**Problem details**: In the entries that follow, count each line containing "structured" and state the total, nothing more.

Collected data:
────────

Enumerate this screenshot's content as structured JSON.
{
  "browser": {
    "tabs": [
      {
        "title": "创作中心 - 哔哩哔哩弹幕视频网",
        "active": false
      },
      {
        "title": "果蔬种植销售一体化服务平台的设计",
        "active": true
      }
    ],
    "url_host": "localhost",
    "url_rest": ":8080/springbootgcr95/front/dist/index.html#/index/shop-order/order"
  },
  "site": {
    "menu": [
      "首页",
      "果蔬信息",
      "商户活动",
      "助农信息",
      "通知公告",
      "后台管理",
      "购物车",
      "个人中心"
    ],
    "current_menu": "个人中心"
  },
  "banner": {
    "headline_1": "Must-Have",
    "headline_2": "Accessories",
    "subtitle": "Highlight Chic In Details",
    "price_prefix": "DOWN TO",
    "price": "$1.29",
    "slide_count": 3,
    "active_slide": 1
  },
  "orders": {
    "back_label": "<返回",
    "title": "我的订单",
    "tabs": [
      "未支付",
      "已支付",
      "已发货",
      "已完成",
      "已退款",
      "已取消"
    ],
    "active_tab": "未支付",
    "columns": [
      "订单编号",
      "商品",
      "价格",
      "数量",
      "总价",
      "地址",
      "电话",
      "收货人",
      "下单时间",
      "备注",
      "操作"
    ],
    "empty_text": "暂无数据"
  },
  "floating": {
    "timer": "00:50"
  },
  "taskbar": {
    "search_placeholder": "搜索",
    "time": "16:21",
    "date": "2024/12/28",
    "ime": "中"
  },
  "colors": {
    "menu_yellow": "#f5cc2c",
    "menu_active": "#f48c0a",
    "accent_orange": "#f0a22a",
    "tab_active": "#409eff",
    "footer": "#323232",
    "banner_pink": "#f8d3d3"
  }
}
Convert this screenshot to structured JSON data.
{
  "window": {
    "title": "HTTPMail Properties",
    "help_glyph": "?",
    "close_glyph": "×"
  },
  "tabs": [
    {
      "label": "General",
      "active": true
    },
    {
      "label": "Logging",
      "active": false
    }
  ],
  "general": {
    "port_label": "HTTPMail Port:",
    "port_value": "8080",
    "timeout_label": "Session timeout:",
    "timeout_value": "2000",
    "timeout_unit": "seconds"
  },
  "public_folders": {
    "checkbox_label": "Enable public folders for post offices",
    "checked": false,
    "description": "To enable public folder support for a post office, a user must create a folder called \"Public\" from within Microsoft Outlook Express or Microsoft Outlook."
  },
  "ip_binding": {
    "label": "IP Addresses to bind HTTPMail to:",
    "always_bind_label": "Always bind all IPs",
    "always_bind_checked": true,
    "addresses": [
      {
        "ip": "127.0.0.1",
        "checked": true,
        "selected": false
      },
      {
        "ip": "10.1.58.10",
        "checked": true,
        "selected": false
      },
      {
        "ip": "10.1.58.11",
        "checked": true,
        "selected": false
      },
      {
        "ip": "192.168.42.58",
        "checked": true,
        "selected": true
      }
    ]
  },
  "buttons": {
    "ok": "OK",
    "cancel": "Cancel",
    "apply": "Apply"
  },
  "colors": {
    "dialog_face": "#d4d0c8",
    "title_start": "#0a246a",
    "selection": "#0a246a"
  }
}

────────

**Output of the task**: 2